Layout dataset entries
— Start —

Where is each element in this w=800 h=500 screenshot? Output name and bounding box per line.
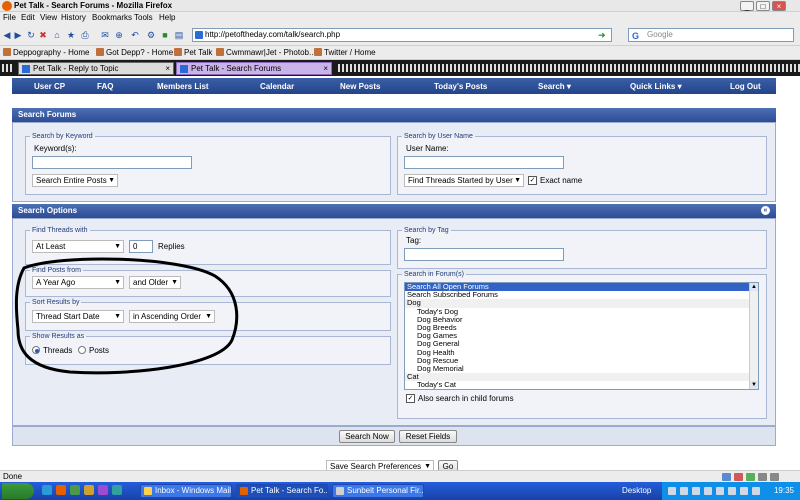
annotation-overlay — [14, 257, 239, 375]
freehand-annotation-circle — [14, 257, 239, 375]
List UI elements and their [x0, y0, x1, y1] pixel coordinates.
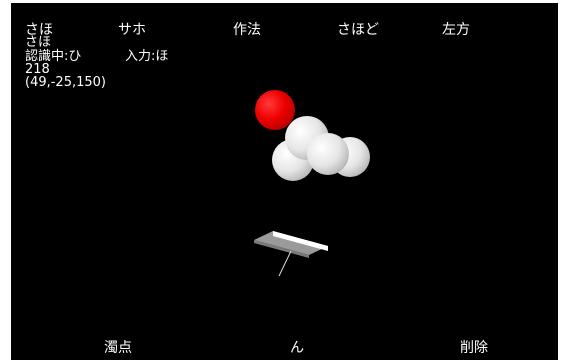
joint-sphere: [307, 133, 349, 175]
dakuten-button[interactable]: 濁点: [104, 340, 132, 356]
palm-plate: [254, 231, 328, 258]
n-button[interactable]: ん: [290, 340, 304, 356]
hand-3d-scene: [254, 90, 370, 277]
delete-button[interactable]: 削除: [460, 340, 488, 356]
fingertip-sphere: [255, 90, 295, 130]
hand-input-viewport: さほ サホ 作法 さほど 左方 さほ 認識中:ひ 入力:ほ 218 (49,-2…: [11, 3, 558, 360]
palm-normal-line: [278, 250, 292, 277]
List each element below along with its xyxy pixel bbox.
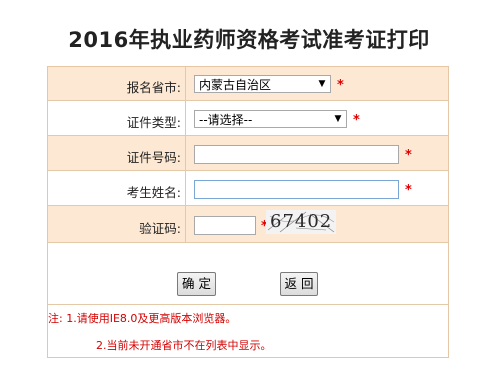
id-number-input[interactable] xyxy=(194,145,399,164)
province-value: 内蒙古自治区 xyxy=(199,78,272,92)
chevron-down-icon: ▼ xyxy=(334,114,342,124)
id-type-select[interactable]: --请选择-- ▼ xyxy=(194,110,347,128)
name-label: 考生姓名: xyxy=(126,185,181,200)
note-line-2: 2.当前未开通省市不在列表中显示。 xyxy=(96,339,272,352)
id-number-label: 证件号码: xyxy=(126,150,181,165)
back-button[interactable]: 返 回 xyxy=(280,272,318,296)
captcha-input[interactable] xyxy=(194,216,256,235)
required-mark: * xyxy=(337,78,344,93)
notes-divider xyxy=(47,304,449,305)
captcha-image[interactable]: 67402 xyxy=(266,210,336,234)
id-type-value: --请选择-- xyxy=(199,113,253,127)
province-select[interactable]: 内蒙古自治区 ▼ xyxy=(194,75,331,93)
note-line-1: 注: 1.请使用IE8.0及更高版本浏览器。 xyxy=(48,312,237,325)
captcha-label: 验证码: xyxy=(139,221,181,236)
id-type-label: 证件类型: xyxy=(126,115,181,130)
confirm-button[interactable]: 确 定 xyxy=(177,272,216,296)
page-title: 2016年执业药师资格考试准考证打印 xyxy=(68,28,430,52)
chevron-down-icon: ▼ xyxy=(318,79,326,89)
captcha-text: 67402 xyxy=(270,211,333,232)
required-mark: * xyxy=(405,148,412,163)
province-label: 报名省市: xyxy=(126,80,181,95)
required-mark: * xyxy=(353,113,360,128)
required-mark: * xyxy=(405,183,412,198)
name-input[interactable] xyxy=(194,180,399,199)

— End —

**Goal of the exercise**
Reproduce all of the data above, switching every "required-mark" to "mandatory-asterisk" and changing nothing else. Leave the pictures out of your answer.

**Exercise result**
Where is each element in this w=800 h=500 screenshot? Output name and bounding box per line.
annotation-overlay — [14, 257, 239, 375]
freehand-annotation-circle — [14, 257, 239, 375]
List UI elements and their [x0, y0, x1, y1] pixel coordinates.
joint-sphere: [307, 133, 349, 175]
dakuten-button[interactable]: 濁点: [104, 340, 132, 356]
palm-plate: [254, 231, 328, 258]
n-button[interactable]: ん: [290, 340, 304, 356]
hand-3d-scene: [254, 90, 370, 277]
delete-button[interactable]: 削除: [460, 340, 488, 356]
fingertip-sphere: [255, 90, 295, 130]
hand-input-viewport: さほ サホ 作法 さほど 左方 さほ 認識中:ひ 入力:ほ 218 (49,-2…: [11, 3, 558, 360]
palm-normal-line: [278, 250, 292, 277]
List each element below along with its xyxy pixel bbox.
id-number-input[interactable] xyxy=(194,145,399,164)
province-value: 内蒙古自治区 xyxy=(199,78,272,92)
chevron-down-icon: ▼ xyxy=(334,114,342,124)
id-type-select[interactable]: --请选择-- ▼ xyxy=(194,110,347,128)
name-label: 考生姓名: xyxy=(126,185,181,200)
note-line-2: 2.当前未开通省市不在列表中显示。 xyxy=(96,339,272,352)
id-number-label: 证件号码: xyxy=(126,150,181,165)
back-button[interactable]: 返 回 xyxy=(280,272,318,296)
captcha-input[interactable] xyxy=(194,216,256,235)
mandatory-asterisk: * xyxy=(337,78,344,93)
notes-divider xyxy=(47,304,449,305)
captcha-image[interactable]: 67402 xyxy=(266,210,336,234)
id-type-value: --请选择-- xyxy=(199,113,253,127)
province-select[interactable]: 内蒙古自治区 ▼ xyxy=(194,75,331,93)
note-line-1: 注: 1.请使用IE8.0及更高版本浏览器。 xyxy=(48,312,237,325)
captcha-label: 验证码: xyxy=(139,221,181,236)
id-type-label: 证件类型: xyxy=(126,115,181,130)
confirm-button[interactable]: 确 定 xyxy=(177,272,216,296)
page-title: 2016年执业药师资格考试准考证打印 xyxy=(68,28,430,52)
chevron-down-icon: ▼ xyxy=(318,79,326,89)
captcha-text: 67402 xyxy=(270,211,333,232)
mandatory-asterisk: * xyxy=(405,148,412,163)
province-label: 报名省市: xyxy=(126,80,181,95)
mandatory-asterisk: * xyxy=(353,113,360,128)
mandatory-asterisk: * xyxy=(405,183,412,198)
name-input[interactable] xyxy=(194,180,399,199)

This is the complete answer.